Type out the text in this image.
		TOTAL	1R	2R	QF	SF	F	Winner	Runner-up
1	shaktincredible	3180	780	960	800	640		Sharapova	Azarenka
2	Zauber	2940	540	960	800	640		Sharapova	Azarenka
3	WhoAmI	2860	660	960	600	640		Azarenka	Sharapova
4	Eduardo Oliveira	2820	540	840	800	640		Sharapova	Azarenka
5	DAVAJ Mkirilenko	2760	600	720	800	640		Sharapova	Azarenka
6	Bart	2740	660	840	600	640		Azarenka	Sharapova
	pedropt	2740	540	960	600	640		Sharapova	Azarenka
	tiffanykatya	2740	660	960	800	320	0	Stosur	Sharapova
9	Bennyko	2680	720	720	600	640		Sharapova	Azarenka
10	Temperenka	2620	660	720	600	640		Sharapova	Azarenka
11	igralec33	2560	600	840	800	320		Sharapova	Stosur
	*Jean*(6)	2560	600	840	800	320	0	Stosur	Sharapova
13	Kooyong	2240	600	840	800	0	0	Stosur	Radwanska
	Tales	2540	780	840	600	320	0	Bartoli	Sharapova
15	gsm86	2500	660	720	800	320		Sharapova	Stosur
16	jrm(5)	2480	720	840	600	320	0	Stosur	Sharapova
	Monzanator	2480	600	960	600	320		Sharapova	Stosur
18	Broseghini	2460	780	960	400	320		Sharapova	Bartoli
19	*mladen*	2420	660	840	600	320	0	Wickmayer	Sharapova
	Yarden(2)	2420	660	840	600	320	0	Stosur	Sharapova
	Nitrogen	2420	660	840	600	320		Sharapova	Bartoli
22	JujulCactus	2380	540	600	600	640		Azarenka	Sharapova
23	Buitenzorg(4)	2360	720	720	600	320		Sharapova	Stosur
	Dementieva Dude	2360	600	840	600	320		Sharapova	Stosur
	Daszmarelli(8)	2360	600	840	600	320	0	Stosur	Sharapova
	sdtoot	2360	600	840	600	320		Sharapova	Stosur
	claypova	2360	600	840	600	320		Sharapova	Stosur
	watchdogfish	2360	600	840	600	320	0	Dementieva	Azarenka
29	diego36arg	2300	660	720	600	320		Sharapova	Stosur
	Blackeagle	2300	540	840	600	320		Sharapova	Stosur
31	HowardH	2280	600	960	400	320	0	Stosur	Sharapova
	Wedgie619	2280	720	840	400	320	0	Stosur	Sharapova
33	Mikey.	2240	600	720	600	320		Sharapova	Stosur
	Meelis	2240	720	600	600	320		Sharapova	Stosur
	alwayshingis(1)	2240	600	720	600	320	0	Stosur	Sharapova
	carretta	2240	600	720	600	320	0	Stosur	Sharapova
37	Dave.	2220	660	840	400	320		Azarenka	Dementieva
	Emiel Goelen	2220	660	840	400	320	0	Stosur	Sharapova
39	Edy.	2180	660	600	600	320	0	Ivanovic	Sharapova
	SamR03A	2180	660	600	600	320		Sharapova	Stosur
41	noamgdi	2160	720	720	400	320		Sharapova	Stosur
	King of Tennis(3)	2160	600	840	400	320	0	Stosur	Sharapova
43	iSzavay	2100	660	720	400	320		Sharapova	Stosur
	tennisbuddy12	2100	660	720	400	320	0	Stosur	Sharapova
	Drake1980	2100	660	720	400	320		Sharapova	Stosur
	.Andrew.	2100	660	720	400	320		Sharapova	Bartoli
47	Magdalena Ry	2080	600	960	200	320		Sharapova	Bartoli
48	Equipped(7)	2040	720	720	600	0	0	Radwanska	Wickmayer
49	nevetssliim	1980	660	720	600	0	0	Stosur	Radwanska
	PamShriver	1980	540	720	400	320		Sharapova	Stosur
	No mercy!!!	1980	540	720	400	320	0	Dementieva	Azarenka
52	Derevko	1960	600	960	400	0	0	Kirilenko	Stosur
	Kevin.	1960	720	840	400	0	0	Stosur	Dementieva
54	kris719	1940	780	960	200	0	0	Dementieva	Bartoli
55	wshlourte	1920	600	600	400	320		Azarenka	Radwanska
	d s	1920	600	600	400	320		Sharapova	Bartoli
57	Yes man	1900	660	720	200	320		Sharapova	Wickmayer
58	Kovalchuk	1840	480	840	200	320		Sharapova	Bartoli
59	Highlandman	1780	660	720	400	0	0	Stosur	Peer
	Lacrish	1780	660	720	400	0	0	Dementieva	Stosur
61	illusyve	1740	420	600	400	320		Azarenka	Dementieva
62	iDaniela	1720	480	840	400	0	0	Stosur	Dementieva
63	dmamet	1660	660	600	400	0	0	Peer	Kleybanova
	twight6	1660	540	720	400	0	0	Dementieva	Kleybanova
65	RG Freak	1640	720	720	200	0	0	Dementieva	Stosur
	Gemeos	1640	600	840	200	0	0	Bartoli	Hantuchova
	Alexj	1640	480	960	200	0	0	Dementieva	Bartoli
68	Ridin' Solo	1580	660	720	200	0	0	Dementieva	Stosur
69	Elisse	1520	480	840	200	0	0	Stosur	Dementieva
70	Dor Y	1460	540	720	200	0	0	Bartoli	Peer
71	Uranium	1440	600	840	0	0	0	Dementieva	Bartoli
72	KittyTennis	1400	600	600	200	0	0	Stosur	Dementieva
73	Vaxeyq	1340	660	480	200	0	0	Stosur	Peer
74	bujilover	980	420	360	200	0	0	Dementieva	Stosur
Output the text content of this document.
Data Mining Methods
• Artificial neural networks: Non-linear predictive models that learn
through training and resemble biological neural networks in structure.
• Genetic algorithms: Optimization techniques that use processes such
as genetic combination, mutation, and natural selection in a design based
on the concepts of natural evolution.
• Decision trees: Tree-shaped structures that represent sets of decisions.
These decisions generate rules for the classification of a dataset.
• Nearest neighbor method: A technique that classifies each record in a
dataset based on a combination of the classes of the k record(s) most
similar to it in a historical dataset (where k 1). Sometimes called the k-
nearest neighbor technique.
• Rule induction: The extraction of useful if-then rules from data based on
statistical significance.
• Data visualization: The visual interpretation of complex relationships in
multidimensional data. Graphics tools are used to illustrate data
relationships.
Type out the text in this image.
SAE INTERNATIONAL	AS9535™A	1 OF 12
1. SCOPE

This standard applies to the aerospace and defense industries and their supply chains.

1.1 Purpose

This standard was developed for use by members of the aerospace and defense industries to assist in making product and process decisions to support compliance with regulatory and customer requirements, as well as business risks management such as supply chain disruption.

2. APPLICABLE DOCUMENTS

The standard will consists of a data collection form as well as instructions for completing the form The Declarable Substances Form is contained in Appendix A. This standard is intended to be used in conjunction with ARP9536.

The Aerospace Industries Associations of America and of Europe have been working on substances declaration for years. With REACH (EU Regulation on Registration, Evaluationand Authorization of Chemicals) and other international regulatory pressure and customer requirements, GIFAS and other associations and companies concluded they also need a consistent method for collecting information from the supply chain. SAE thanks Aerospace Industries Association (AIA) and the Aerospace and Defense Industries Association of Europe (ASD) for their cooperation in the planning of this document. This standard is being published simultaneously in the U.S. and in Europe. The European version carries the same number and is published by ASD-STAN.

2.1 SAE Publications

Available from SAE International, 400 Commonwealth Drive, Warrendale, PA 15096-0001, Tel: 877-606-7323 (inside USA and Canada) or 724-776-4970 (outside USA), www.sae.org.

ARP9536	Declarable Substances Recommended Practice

Aim:
All of the data needs to be reproduced exactly, with no line missing.

Written solution:
Type out the text in this image.
		TOTAL	1R	2R	QF	SF	F	Winner	Runner-up
1	shaktincredible	3180	780	960	800	640		Sharapova	Azarenka
2	Zauber	2940	540	960	800	640		Sharapova	Azarenka
3	WhoAmI	2860	660	960	600	640		Azarenka	Sharapova
4	Eduardo Oliveira	2820	540	840	800	640		Sharapova	Azarenka
5	DAVAJ Mkirilenko	2760	600	720	800	640		Sharapova	Azarenka
6	Bart	2740	660	840	600	640		Azarenka	Sharapova
	pedropt	2740	540	960	600	640		Sharapova	Azarenka
	tiffanykatya	2740	660	960	800	320	0	Stosur	Sharapova
9	Bennyko	2680	720	720	600	640		Sharapova	Azarenka
10	Temperenka	2620	660	720	600	640		Sharapova	Azarenka
11	igralec33	2560	600	840	800	320		Sharapova	Stosur
	*Jean*(6)	2560	600	840	800	320	0	Stosur	Sharapova
13	Kooyong	2240	600	840	800	0	0	Stosur	Radwanska
	Tales	2540	780	840	600	320	0	Bartoli	Sharapova
15	gsm86	2500	660	720	800	320		Sharapova	Stosur
16	jrm(5)	2480	720	840	600	320	0	Stosur	Sharapova
	Monzanator	2480	600	960	600	320		Sharapova	Stosur
18	Broseghini	2460	780	960	400	320		Sharapova	Bartoli
19	*mladen*	2420	660	840	600	320	0	Wickmayer	Sharapova
	Yarden(2)	2420	660	840	600	320	0	Stosur	Sharapova
	Nitrogen	2420	660	840	600	320		Sharapova	Bartoli
22	JujulCactus	2380	540	600	600	640		Azarenka	Sharapova
23	Buitenzorg(4)	2360	720	720	600	320		Sharapova	Stosur
	Dementieva Dude	2360	600	840	600	320		Sharapova	Stosur
	Daszmarelli(8)	2360	600	840	600	320	0	Stosur	Sharapova
	sdtoot	2360	600	840	600	320		Sharapova	Stosur
	claypova	2360	600	840	600	320		Sharapova	Stosur
	watchdogfish	2360	600	840	600	320	0	Dementieva	Azarenka
29	diego36arg	2300	660	720	600	320		Sharapova	Stosur
	Blackeagle	2300	540	840	600	320		Sharapova	Stosur
31	HowardH	2280	600	960	400	320	0	Stosur	Sharapova
	Wedgie619	2280	720	840	400	320	0	Stosur	Sharapova
33	Mikey.	2240	600	720	600	320		Sharapova	Stosur
	Meelis	2240	720	600	600	320		Sharapova	Stosur
	alwayshingis(1)	2240	600	720	600	320	0	Stosur	Sharapova
	carretta	2240	600	720	600	320	0	Stosur	Sharapova
37	Dave.	2220	660	840	400	320		Azarenka	Dementieva
	Emiel Goelen	2220	660	840	400	320	0	Stosur	Sharapova
39	Edy.	2180	660	600	600	320	0	Ivanovic	Sharapova
	SamR03A	2180	660	600	600	320		Sharapova	Stosur
41	noamgdi	2160	720	720	400	320		Sharapova	Stosur
	King of Tennis(3)	2160	600	840	400	320	0	Stosur	Sharapova
43	iSzavay	2100	660	720	400	320		Sharapova	Stosur
	tennisbuddy12	2100	660	720	400	320	0	Stosur	Sharapova
	Drake1980	2100	660	720	400	320		Sharapova	Stosur
	.Andrew.	2100	660	720	400	320		Sharapova	Bartoli
47	Magdalena Ry	2080	600	960	200	320		Sharapova	Bartoli
48	Equipped(7)	2040	720	720	600	0	0	Radwanska	Wickmayer
49	nevetssliim	1980	660	720	600	0	0	Stosur	Radwanska
	PamShriver	1980	540	720	400	320		Sharapova	Stosur
	No mercy!!!	1980	540	720	400	320	0	Dementieva	Azarenka
52	Derevko	1960	600	960	400	0	0	Kirilenko	Stosur
	Kevin.	1960	720	840	400	0	0	Stosur	Dementieva
54	kris719	1940	780	960	200	0	0	Dementieva	Bartoli
55	wshlourte	1920	600	600	400	320		Azarenka	Radwanska
	d s	1920	600	600	400	320		Sharapova	Bartoli
57	Yes man	1900	660	720	200	320		Sharapova	Wickmayer
58	Kovalchuk	1840	480	840	200	320		Sharapova	Bartoli
59	Highlandman	1780	660	720	400	0	0	Stosur	Peer
	Lacrish	1780	660	720	400	0	0	Dementieva	Stosur
61	illusyve	1740	420	600	400	320		Azarenka	Dementieva
62	iDaniela	1720	480	840	400	0	0	Stosur	Dementieva
63	dmamet	1660	660	600	400	0	0	Peer	Kleybanova
	twight6	1660	540	720	400	0	0	Dementieva	Kleybanova
65	RG Freak	1640	720	720	200	0	0	Dementieva	Stosur
	Gemeos	1640	600	840	200	0	0	Bartoli	Hantuchova
	Alexj	1640	480	960	200	0	0	Dementieva	Bartoli
68	Ridin' Solo	1580	660	720	200	0	0	Dementieva	Stosur
69	Elisse	1520	480	840	200	0	0	Stosur	Dementieva
70	Dor Y	1460	540	720	200	0	0	Bartoli	Peer
71	Uranium	1440	600	840	0	0	0	Dementieva	Bartoli
72	KittyTennis	1400	600	600	200	0	0	Stosur	Dementieva
73	Vaxeyq	1340	660	480	200	0	0	Stosur	Peer
74	bujilover	980	420	360	200	0	0	Dementieva	Stosur
Output the text content of this document.
Data Mining Methods
• Artificial neural networks: Non-linear predictive models that learn
through training and resemble biological neural networks in structure.
• Genetic algorithms: Optimization techniques that use processes such
as genetic combination, mutation, and natural selection in a design based
on the concepts of natural evolution.
• Decision trees: Tree-shaped structures that represent sets of decisions.
These decisions generate rules for the classification of a dataset.
• Nearest neighbor method: A technique that classifies each record in a
dataset based on a combination of the classes of the k record(s) most
similar to it in a historical dataset (where k 1). Sometimes called the k-
nearest neighbor technique.
• Rule induction: The extraction of useful if-then rules from data based on
statistical significance.
• Data visualization: The visual interpretation of complex relationships in
multidimensional data. Graphics tools are used to illustrate data
relationships.
Type out the text in this image.
SAE INTERNATIONAL	AS9535™A	1 OF 12
1. SCOPE

This standard applies to the aerospace and defense industries and their supply chains.

1.1 Purpose

This standard was developed for use by members of the aerospace and defense industries to assist in making product and process decisions to support compliance with regulatory and customer requirements, as well as business risks management such as supply chain disruption.

2. APPLICABLE DOCUMENTS

The standard will consists of a data collection form as well as instructions for completing the form The Declarable Substances Form is contained in Appendix A. This standard is intended to be used in conjunction with ARP9536.

The Aerospace Industries Associations of America and of Europe have been working on substances declaration for years. With REACH (EU Regulation on Registration, Evaluationand Authorization of Chemicals) and other international regulatory pressure and customer requirements, GIFAS and other associations and companies concluded they also need a consistent method for collecting information from the supply chain. SAE thanks Aerospace Industries Association (AIA) and the Aerospace and Defense Industries Association of Europe (ASD) for their cooperation in the planning of this document. This standard is being published simultaneously in the U.S. and in Europe. The European version carries the same number and is published by ASD-STAN.

2.1 SAE Publications

Available from SAE International, 400 Commonwealth Drive, Warrendale, PA 15096-0001, Tel: 877-606-7323 (inside USA and Canada) or 724-776-4970 (outside USA), www.sae.org.

ARP9536	Declarable Substances Recommended Practice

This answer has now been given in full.